> REQUIREMENTS
Pick out each line of the records that includes the string "icon", and copy it.

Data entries
[BEGIN]
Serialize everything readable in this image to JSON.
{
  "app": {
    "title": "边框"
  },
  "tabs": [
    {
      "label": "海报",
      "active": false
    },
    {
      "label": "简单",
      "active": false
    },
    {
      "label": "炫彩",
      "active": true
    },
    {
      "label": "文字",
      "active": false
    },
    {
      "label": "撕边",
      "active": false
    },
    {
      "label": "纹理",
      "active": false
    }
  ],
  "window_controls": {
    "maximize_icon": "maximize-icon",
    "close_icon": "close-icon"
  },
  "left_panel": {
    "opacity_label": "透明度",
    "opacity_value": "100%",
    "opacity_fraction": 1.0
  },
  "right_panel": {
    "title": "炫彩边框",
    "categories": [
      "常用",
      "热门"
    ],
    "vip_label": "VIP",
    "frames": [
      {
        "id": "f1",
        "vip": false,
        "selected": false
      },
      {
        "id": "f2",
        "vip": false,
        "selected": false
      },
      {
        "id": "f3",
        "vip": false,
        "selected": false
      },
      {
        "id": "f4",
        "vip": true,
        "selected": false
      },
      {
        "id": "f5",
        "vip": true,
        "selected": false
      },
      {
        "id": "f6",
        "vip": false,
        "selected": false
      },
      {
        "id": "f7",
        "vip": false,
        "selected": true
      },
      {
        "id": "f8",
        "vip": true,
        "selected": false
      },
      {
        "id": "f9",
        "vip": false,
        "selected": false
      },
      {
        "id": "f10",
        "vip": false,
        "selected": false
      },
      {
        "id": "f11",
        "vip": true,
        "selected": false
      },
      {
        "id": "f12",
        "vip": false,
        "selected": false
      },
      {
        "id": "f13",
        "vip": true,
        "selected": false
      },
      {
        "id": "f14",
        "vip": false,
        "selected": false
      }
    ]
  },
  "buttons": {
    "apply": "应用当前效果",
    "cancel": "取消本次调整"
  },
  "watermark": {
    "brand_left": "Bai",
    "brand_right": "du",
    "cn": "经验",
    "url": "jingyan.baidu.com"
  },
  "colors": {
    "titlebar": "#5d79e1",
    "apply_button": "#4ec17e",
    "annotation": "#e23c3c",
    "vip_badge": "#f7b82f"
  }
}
[END]
> TASK OUTPUT
    "maximize_icon": "maximize-icon",
    "close_icon": "close-icon"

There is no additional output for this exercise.